"""
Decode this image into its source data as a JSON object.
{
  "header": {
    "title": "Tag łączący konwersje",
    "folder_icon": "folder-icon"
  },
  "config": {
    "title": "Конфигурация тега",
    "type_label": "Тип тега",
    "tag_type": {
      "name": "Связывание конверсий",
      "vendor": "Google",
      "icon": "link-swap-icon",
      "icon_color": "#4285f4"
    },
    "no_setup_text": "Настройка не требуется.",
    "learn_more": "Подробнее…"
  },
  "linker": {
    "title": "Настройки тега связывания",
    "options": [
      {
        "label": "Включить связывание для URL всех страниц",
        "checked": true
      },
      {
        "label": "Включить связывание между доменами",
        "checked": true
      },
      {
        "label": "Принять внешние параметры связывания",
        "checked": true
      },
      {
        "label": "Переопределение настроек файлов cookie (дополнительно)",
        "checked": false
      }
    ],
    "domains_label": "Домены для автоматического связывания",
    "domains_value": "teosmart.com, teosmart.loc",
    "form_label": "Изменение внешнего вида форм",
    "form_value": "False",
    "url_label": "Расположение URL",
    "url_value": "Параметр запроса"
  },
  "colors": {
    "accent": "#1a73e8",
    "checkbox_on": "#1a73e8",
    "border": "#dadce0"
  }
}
"""
■ **Objective**
Return every record above exactly as it appears.

■ **Written answer**
Decode this image into its source data as a JSON object.
{
  "header": {
    "title": "Tag łączący konwersje",
    "folder_icon": "folder-icon"
  },
  "config": {
    "title": "Конфигурация тега",
    "type_label": "Тип тега",
    "tag_type": {
      "name": "Связывание конверсий",
      "vendor": "Google",
      "icon": "link-swap-icon",
      "icon_color": "#4285f4"
    },
    "no_setup_text": "Настройка не требуется.",
    "learn_more": "Подробнее…"
  },
  "linker": {
    "title": "Настройки тега связывания",
    "options": [
      {
        "label": "Включить связывание для URL всех страниц",
        "checked": true
      },
      {
        "label": "Включить связывание между доменами",
        "checked": true
      },
      {
        "label": "Принять внешние параметры связывания",
        "checked": true
      },
      {
        "label": "Переопределение настроек файлов cookie (дополнительно)",
        "checked": false
      }
    ],
    "domains_label": "Домены для автоматического связывания",
    "domains_value": "teosmart.com, teosmart.loc",
    "form_label": "Изменение внешнего вида форм",
    "form_value": "False",
    "url_label": "Расположение URL",
    "url_value": "Параметр запроса"
  },
  "colors": {
    "accent": "#1a73e8",
    "checkbox_on": "#1a73e8",
    "border": "#dadce0"
  }
}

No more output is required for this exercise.